● Your goal
Go over the listing below line by line and tally those containing "Estabelecimento". Give only the tally.

● Supplied data
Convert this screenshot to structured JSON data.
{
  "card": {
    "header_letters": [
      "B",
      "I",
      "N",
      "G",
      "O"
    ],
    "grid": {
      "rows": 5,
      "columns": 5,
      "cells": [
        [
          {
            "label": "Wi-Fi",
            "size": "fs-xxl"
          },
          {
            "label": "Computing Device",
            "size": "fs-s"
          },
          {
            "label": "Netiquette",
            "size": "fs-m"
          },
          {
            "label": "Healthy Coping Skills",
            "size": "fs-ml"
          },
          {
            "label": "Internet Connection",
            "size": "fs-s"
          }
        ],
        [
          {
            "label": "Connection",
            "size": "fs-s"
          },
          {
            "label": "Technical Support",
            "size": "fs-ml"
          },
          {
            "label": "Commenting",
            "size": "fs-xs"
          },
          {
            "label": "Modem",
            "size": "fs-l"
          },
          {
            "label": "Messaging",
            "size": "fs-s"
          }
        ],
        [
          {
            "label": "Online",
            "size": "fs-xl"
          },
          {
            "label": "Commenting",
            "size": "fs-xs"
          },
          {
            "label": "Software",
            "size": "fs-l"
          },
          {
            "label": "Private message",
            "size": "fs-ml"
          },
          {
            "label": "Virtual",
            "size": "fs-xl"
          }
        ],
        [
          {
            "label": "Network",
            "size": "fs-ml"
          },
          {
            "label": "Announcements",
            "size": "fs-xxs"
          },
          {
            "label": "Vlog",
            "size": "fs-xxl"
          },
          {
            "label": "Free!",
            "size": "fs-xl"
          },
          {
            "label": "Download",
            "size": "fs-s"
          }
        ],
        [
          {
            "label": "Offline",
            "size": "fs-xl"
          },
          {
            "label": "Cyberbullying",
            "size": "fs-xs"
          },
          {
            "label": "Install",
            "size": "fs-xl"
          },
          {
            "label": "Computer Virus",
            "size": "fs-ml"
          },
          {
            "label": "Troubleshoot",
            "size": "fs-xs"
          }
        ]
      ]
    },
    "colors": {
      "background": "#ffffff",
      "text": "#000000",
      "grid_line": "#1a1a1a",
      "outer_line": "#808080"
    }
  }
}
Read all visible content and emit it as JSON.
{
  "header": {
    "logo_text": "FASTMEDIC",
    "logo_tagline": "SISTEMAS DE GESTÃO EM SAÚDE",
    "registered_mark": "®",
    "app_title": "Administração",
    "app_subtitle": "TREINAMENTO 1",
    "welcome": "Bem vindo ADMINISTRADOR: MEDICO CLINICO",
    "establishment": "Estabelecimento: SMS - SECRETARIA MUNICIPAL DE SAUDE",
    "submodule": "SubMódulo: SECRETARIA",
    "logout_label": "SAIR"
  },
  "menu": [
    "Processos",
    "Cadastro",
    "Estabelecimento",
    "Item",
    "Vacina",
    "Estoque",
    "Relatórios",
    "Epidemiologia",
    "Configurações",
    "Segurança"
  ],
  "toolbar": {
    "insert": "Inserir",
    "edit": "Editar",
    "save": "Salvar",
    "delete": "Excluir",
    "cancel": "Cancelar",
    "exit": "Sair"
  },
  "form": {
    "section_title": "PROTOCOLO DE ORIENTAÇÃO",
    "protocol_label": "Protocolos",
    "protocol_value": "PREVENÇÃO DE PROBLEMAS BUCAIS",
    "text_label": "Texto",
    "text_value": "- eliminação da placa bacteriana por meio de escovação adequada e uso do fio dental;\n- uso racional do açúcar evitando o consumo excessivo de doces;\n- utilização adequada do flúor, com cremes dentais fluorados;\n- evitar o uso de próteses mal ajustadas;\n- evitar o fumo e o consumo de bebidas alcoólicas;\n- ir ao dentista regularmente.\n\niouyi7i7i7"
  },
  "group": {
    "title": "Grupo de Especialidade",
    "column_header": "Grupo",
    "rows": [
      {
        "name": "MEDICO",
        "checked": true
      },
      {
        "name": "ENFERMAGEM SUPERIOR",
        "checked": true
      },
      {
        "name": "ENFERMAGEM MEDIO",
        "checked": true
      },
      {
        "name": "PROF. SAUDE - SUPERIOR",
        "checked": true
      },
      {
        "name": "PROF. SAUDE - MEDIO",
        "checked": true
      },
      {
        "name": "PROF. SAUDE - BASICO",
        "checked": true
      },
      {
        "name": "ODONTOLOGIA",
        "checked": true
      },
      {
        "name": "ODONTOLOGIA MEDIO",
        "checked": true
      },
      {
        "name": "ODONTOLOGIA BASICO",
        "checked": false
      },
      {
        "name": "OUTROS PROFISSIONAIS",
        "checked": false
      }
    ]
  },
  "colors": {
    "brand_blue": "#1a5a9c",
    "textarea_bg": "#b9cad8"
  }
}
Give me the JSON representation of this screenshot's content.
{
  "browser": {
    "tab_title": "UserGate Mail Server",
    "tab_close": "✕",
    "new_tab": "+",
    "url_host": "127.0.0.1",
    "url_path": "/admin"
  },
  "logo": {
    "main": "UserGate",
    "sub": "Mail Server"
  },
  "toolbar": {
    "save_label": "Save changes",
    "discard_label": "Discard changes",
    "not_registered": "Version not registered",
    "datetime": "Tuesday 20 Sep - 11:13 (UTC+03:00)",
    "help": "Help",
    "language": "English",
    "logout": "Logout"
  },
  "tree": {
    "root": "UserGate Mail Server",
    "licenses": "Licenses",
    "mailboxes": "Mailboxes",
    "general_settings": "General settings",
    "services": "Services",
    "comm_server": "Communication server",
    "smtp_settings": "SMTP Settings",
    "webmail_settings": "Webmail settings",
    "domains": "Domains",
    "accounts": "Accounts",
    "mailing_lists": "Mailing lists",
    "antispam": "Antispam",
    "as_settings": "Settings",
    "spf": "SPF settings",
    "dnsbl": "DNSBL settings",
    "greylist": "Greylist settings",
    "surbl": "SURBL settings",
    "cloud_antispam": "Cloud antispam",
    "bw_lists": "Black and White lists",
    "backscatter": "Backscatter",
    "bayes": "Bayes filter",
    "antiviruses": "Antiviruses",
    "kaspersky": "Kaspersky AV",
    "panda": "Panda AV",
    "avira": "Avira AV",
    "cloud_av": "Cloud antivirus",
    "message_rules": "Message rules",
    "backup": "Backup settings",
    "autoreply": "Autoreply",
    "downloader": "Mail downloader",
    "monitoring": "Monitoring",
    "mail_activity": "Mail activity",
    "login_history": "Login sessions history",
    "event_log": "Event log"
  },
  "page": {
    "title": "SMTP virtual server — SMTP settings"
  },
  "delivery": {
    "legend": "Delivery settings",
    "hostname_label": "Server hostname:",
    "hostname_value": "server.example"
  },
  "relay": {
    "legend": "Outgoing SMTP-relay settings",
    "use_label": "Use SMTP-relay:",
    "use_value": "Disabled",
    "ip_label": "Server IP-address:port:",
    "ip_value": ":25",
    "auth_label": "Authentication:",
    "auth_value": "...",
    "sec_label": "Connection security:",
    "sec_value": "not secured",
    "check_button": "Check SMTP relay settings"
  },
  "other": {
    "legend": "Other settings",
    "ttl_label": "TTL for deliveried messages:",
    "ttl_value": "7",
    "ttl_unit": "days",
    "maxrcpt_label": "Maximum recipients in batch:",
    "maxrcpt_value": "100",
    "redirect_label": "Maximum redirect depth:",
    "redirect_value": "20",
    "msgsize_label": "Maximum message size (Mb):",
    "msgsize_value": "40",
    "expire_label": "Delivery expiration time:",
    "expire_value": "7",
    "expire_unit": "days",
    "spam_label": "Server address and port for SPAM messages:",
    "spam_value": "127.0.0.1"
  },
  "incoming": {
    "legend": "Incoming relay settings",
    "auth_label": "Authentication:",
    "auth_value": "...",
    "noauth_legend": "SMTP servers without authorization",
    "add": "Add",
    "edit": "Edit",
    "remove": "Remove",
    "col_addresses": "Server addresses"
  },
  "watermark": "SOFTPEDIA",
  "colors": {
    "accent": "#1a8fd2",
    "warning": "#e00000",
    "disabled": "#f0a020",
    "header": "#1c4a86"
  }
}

● Task output
2